▶ _Requirements_
1. In the scrapbooking blog, where did the writer find the Sandylion stickers used on the page made that afternoon?
2. Carry on the scrapbooking blog from its final sentence, keeping the writer's voice.

-- Start Document --

Thursday, June 29, 2006

Woohoo, 5 day weekend!

Wow. Things sure feel different now that a second person has been hired at work. Now suddenly I can take a day off when I'm sick...and I don't have to work on the Canada Day holiday!!! Which is fortunate, because Antonio's daycare teacher doesn't work on it either!

So yesterday I had the 24-hour flu. I don't know if it's related to what Antonio had at Cars or what Don had the whole first week we were away, but I really hope it wasn't the sushi we had on our anniversary night...that was the best sushi I've had in Ottawa, in fact it's the ONLY good sushi we've had in Ottawa and I want to be able to go back there again!!! It couldn't have been though, because Don had the exact same dish I had and he was fine.

Ironically, I had to go into work yesterday because I couldn't be replaced on such short notice, but she gave me today off just to be safe and I was fine. Figures. But it was nice to have a free morning to do laundry and mop the floor...and take a wee visit to the local scrapbook store!!!

The girl says the rumoured Gatineau LSS will hopefully be opening by early September. And apparently another lady's wanting to open up one in Hull too...this is too good to be true...but also a little scary. I'm already spending too much at the LSS when it's half an hour outta my way in either direction. Now they're plunking one down on the road to my son's daycare and now a second...that may be within WALKING DISTANCE??? Maybe I should rethink working on holidays...ummm...no. Maybe not. I somehow managed to resist the new Prima box set...the colours were totally stunning and sooooo me but I convinced myself I just don't use enough flowers in my layouts to make it worth being in debt over. As always Im sure I'll kick myself for it later.
Anyway here's a page I scrapped yesterday. I've been out of it for a month, but having a broken printer is a real damper on the scrap mojo. No personally edited pictures, no handcut letters, no computer journalling...arrrrrrg. It's like trying to go back to the horse and buggy. Not that I would mind that after the traffic I got stuck in today...but let's not even go that direction!!! These are the first of my totally 80's retro pics which I spent many long hours scanning from my parents' photo albums during my holiday. My mom doesn't scrapbook, so there's nothing wrong with scrapping my own childhood photos, right?
Here's the page I made this afternoon. This was super duper fun to make. These are actually just a set of Sandylion stickers I found in the card aisle at Wal-Mart. They do have a separate line of Cars 3d Jolee-type stickers in the LSS but these were more the feel I was going for. I've actually had them since the beginning of June and have been waiting to make this page for a month. That's what a broken printer forces upon you...otherwise I'd have had it done before I even left for holiday!!!

Hoping new pictures and new stash will spark some new mojo and I'll be back in the groove again soon
.

Saturday, June 24, 2006

zoom zoom zoom

Just got back from my holiday in Abbotsford with The Boy. I could use that as an excuse for why I haven't been updating, but the truth is I had ample internet access out there and just don't see much point in daily updates when I can count on one hand the amount of people who I've actually told about this blog.

-- End Document --
-- Start Recorded data --

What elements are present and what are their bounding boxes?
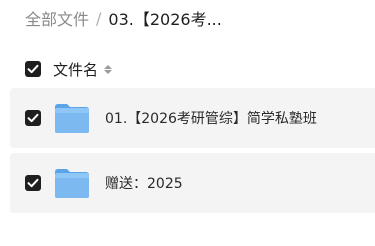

-- End Recorded data --

▶ _Responses to the exercise_
1. In the card aisle at Wal-Mart.

2.
Anyway I won't spend paragraphs describing all the cool stuff we did on holiday. I specialize in doing a lot of nothing and making it sound like everything. Suffice it to say that I love my family very very much and have a lot to be thankful for.

I absolutely can not believe how much Cars stuff you can get in the stores these days. Die-cast Cars, remote-control Cars, radio-control Cars, ride-on toddler Cars, big Cars, small Cars, Cars bathroom products, Cars cookies, they even have Cars lip balm!!! If it's a kid's product, you can bet there's a Cars version available right now. And Antonio now possesses a whole bunch more of it. The crazy thing is we came back with 2 more bags than we arrived with, mostly Cars stuff, and he doesn't even have half of what's actually available. This was a stroke of genius for Disney. Whoever came up with the idea for this movie must have had a son.

Saturday, June 10, 2006

A different day than expected


Today was a day we've been psyched about for literally 2 years. Ever since we first found the trailer for Disney's Cars back in 2004...we knew this would be the coolest thing that could ever happen to a 3-year-old boy...especially ours, who has drooled over anything with wheels since before he started teething. With help from his grandmas, he's been equipped with a Cars poster, a Cars flashlight, 2 Cars books, a Cars T-shirt & shorts set, 3 sets of Cars stickers and 9 Cars cars to play with...all BEFORE the movie was even released. He already knew all the names of the cars, and has been playing on the Cars website for weeks. I even had DH pick up the tickets yesterday to ensure our choice of time and save us the waiting.

And I was going to scrapbook it all. I bought an extra set of stickers for myself. I packed my camera to bring to the theatre. I made sure his new Cars outfit was clean for today. I've been pondering what the layout title should be for weeks...never able to come up with anything that quite accurately captures the excitement my son shows for the whole Cars phenomenon.

So what happens? He wakes up...with a FEVER!!!!!!!

He didn't even have it first thing...it kind of came on after he fell asleep the second time, before he got up for breakfast. All he wanted to do was sleep. Admittedly...my heart was broken! And we'd gone and bought all 6 tickets already, because we were going with friends and all. What to do?

Here's where I bet a lot of moms might shake their fingers at me. We took him anyway. He was sort of up and down throughout the day, as if he himself was torn between being tired and really wanting to see the movie. He had seemed (and said he felt) better by the time we were in the car. Then he threw up all over his Lightning McQueen shirt & shorts. Well, there are a few things we could have done here. But as his parents, we made the choice that was most US. We asked him if he still wanted to see Cars. Yep. So DH went to Walmart and got him a fresh outfit, we changed him, and we went to see Cars. And we all loved it. DS sat through the whole thing, totally absorbed, actually making comments on it! And by the time we left, he felt a good deal better.

I'm always doubting my decisions. But I will say this. I have never been the kind of person to let illness screw up my plans. If I gotta do something, I'm gonna suck it up and just do it, whether or not I feel totally "up to it". Because when given the choice, I ALWAYS regret NOT doing something, but I NEVER regret DOING something. I want my son to grow up the same. And as his mum I can tell ya he would have been seriously upset if we'd missed seeing Cars today, after we've been talking about it all week.

So that was our interesting, slightly different-than-expected day, but the bottom line is the movie ROCKED and WE ALL HAD FUN!!!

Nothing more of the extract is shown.